[Stored items from a collection]
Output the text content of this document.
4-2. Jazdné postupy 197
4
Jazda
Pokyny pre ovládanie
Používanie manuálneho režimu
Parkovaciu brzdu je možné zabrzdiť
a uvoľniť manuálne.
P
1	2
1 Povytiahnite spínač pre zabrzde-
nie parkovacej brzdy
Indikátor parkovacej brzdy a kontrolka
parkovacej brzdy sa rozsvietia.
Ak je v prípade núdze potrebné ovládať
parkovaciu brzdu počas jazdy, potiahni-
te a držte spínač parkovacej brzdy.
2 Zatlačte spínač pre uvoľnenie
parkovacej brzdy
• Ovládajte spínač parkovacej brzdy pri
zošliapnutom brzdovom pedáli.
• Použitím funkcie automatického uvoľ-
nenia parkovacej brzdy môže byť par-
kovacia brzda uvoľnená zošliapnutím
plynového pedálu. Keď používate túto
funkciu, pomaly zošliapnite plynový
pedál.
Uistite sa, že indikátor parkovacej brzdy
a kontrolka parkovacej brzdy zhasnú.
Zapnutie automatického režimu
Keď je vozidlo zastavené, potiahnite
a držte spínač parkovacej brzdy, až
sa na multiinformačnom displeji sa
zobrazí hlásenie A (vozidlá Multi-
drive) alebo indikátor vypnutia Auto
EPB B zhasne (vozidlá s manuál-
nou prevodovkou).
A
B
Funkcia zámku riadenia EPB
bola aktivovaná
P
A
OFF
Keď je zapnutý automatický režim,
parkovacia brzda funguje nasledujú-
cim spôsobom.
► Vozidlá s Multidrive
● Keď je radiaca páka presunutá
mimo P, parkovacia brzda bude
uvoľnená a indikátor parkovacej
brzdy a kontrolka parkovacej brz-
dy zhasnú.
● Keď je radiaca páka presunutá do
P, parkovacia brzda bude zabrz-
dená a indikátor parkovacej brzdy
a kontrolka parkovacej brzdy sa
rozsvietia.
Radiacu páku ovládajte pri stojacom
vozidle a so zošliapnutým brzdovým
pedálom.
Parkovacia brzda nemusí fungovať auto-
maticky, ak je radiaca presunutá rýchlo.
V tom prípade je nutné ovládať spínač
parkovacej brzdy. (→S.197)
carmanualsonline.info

WHAT TO DO
Exactly as shown above, return every record.

PROBLEM SOLUTION
Output the text content of this document.
4-2. Jazdné postupy 197
4
Jazda
Pokyny pre ovládanie
Používanie manuálneho režimu
Parkovaciu brzdu je možné zabrzdiť
a uvoľniť manuálne.
P
1	2
1 Povytiahnite spínač pre zabrzde-
nie parkovacej brzdy
Indikátor parkovacej brzdy a kontrolka
parkovacej brzdy sa rozsvietia.
Ak je v prípade núdze potrebné ovládať
parkovaciu brzdu počas jazdy, potiahni-
te a držte spínač parkovacej brzdy.
2 Zatlačte spínač pre uvoľnenie
parkovacej brzdy
• Ovládajte spínač parkovacej brzdy pri
zošliapnutom brzdovom pedáli.
• Použitím funkcie automatického uvoľ-
nenia parkovacej brzdy môže byť par-
kovacia brzda uvoľnená zošliapnutím
plynového pedálu. Keď používate túto
funkciu, pomaly zošliapnite plynový
pedál.
Uistite sa, že indikátor parkovacej brzdy
a kontrolka parkovacej brzdy zhasnú.
Zapnutie automatického režimu
Keď je vozidlo zastavené, potiahnite
a držte spínač parkovacej brzdy, až
sa na multiinformačnom displeji sa
zobrazí hlásenie A (vozidlá Multi-
drive) alebo indikátor vypnutia Auto
EPB B zhasne (vozidlá s manuál-
nou prevodovkou).
A
B
Funkcia zámku riadenia EPB
bola aktivovaná
P
A
OFF
Keď je zapnutý automatický režim,
parkovacia brzda funguje nasledujú-
cim spôsobom.
► Vozidlá s Multidrive
● Keď je radiaca páka presunutá
mimo P, parkovacia brzda bude
uvoľnená a indikátor parkovacej
brzdy a kontrolka parkovacej brz-
dy zhasnú.
● Keď je radiaca páka presunutá do
P, parkovacia brzda bude zabrz-
dená a indikátor parkovacej brzdy
a kontrolka parkovacej brzdy sa
rozsvietia.
Radiacu páku ovládajte pri stojacom
vozidle a so zošliapnutým brzdovým
pedálom.
Parkovacia brzda nemusí fungovať auto-
maticky, ak je radiaca presunutá rýchlo.
V tom prípade je nutné ovládať spínač
parkovacej brzdy. (→S.197)
carmanualsonline.info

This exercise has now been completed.